* GOAL *
Gather each line containing the string "JSON" from these entries.

* RECORD EXTRACTS *
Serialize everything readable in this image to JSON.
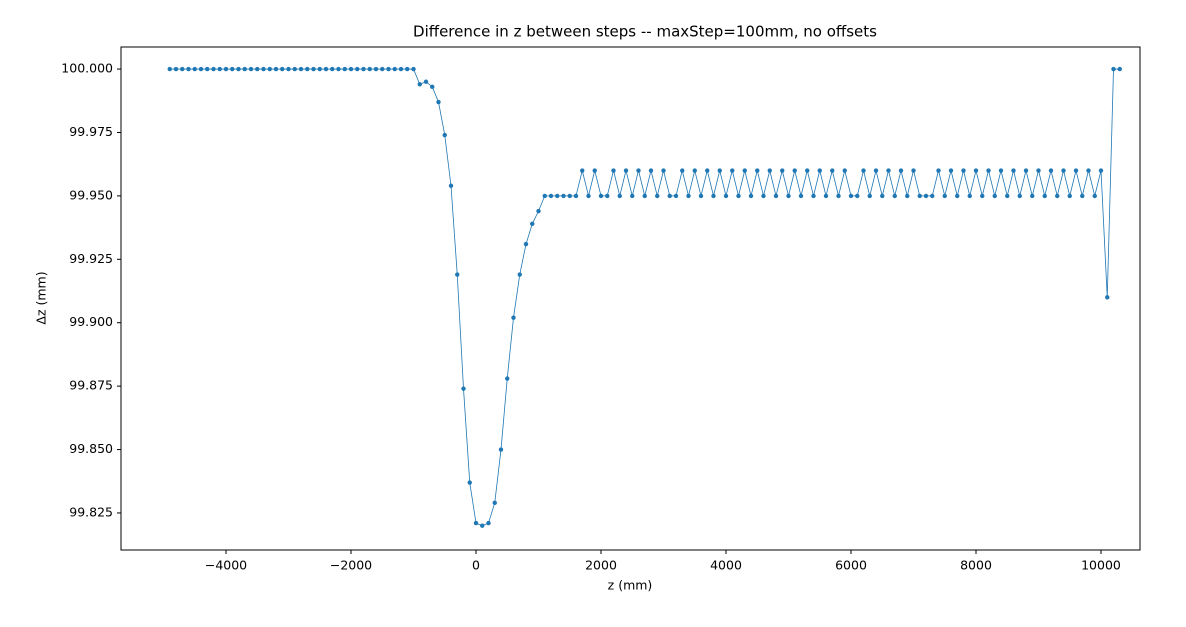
{
  "chart_data": {
    "type": "line",
    "title": "Difference in z between steps -- maxStep=100mm, no offsets",
    "x_label": "z (mm)",
    "y_label": "Δz (mm)",
    "x": [
      -4900,
      -4800,
      -4700,
      -4600,
      -4500,
      -4400,
      -4300,
      -4200,
      -4100,
      -4000,
      -3900,
      -3800,
      -3700,
      -3600,
      -3500,
      -3400,
      -3300,
      -3200,
      -3100,
      -3000,
      -2900,
      -2800,
      -2700,
      -2600,
      -2500,
      -2400,
      -2300,
      -2200,
      -2100,
      -2000,
      -1900,
      -1800,
      -1700,
      -1600,
      -1500,
      -1400,
      -1300,
      -1200,
      -1100,
      -1000,
      -900,
      -800,
      -700,
      -600,
      -500,
      -400,
      -300,
      -200,
      -100,
      0,
      100,
      200,
      300,
      400,
      500,
      600,
      700,
      800,
      900,
      1000,
      1100,
      1200,
      1300,
      1400,
      1500,
      1600,
      1700,
      1800,
      1900,
      2000,
      2100,
      2200,
      2300,
      2400,
      2500,
      2600,
      2700,
      2800,
      2900,
      3000,
      3100,
      3200,
      3300,
      3400,
      3500,
      3600,
      3700,
      3800,
      3900,
      4000,
      4100,
      4200,
      4300,
      4400,
      4500,
      4600,
      4700,
      4800,
      4900,
      5000,
      5100,
      5200,
      5300,
      5400,
      5500,
      5600,
      5700,
      5800,
      5900,
      6000,
      6100,
      6200,
      6300,
      6400,
      6500,
      6600,
      6700,
      6800,
      6900,
      7000,
      7100,
      7200,
      7300,
      7400,
      7500,
      7600,
      7700,
      7800,
      7900,
      8000,
      8100,
      8200,
      8300,
      8400,
      8500,
      8600,
      8700,
      8800,
      8900,
      9000,
      9100,
      9200,
      9300,
      9400,
      9500,
      9600,
      9700,
      9800,
      9900,
      10000,
      10100,
      10200,
      10300
    ],
    "series": [
      {
        "color": "#1f77b4",
        "values": [
          100,
          100,
          100,
          100,
          100,
          100,
          100,
          100,
          100,
          100,
          100,
          100,
          100,
          100,
          100,
          100,
          100,
          100,
          100,
          100,
          100,
          100,
          100,
          100,
          100,
          100,
          100,
          100,
          100,
          100,
          100,
          100,
          100,
          100,
          100,
          100,
          100,
          100,
          100,
          100,
          99.994,
          99.995,
          99.993,
          99.987,
          99.974,
          99.954,
          99.919,
          99.874,
          99.837,
          99.821,
          99.82,
          99.821,
          99.829,
          99.85,
          99.878,
          99.902,
          99.919,
          99.931,
          99.939,
          99.944,
          99.95,
          99.95,
          99.95,
          99.95,
          99.95,
          99.95,
          99.96,
          99.95,
          99.96,
          99.95,
          99.95,
          99.96,
          99.95,
          99.96,
          99.95,
          99.96,
          99.95,
          99.96,
          99.95,
          99.96,
          99.95,
          99.95,
          99.96,
          99.95,
          99.96,
          99.95,
          99.96,
          99.95,
          99.96,
          99.95,
          99.96,
          99.95,
          99.96,
          99.95,
          99.96,
          99.95,
          99.96,
          99.95,
          99.96,
          99.95,
          99.96,
          99.95,
          99.96,
          99.95,
          99.96,
          99.95,
          99.96,
          99.95,
          99.96,
          99.95,
          99.95,
          99.96,
          99.95,
          99.96,
          99.95,
          99.96,
          99.95,
          99.96,
          99.95,
          99.96,
          99.95,
          99.95,
          99.95,
          99.96,
          99.95,
          99.96,
          99.95,
          99.96,
          99.95,
          99.96,
          99.95,
          99.96,
          99.95,
          99.96,
          99.95,
          99.96,
          99.95,
          99.96,
          99.95,
          99.96,
          99.95,
          99.96,
          99.95,
          99.96,
          99.95,
          99.96,
          99.95,
          99.96,
          99.95,
          99.96,
          99.91,
          100,
          100
        ]
      }
    ],
    "xlim": [
      -5680,
      10624
    ],
    "ylim": [
      99.8104,
      100.0087
    ],
    "xticks": [
      {
        "value": -4000,
        "label": "−4000"
      },
      {
        "value": -2000,
        "label": "−2000"
      },
      0,
      2000,
      4000,
      6000,
      8000,
      10000
    ],
    "yticks": [
      {
        "value": 99.825,
        "label": "99.825"
      },
      {
        "value": 99.85,
        "label": "99.850"
      },
      {
        "value": 99.875,
        "label": "99.875"
      },
      {
        "value": 99.9,
        "label": "99.900"
      },
      {
        "value": 99.925,
        "label": "99.925"
      },
      {
        "value": 99.95,
        "label": "99.950"
      },
      {
        "value": 99.975,
        "label": "99.975"
      },
      {
        "value": 100,
        "label": "100.000"
      }
    ]
  }
}
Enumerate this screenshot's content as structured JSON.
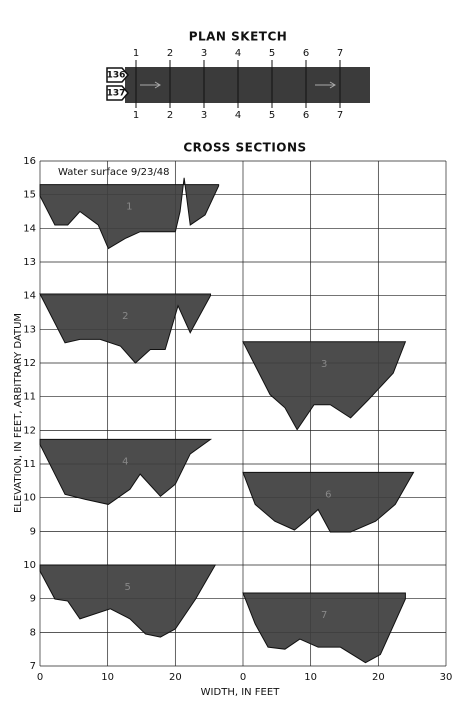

* SOLUTION BELOW *
Serialize everything readable in this image to JSON.
Enumerate this screenshot's content as structured JSON.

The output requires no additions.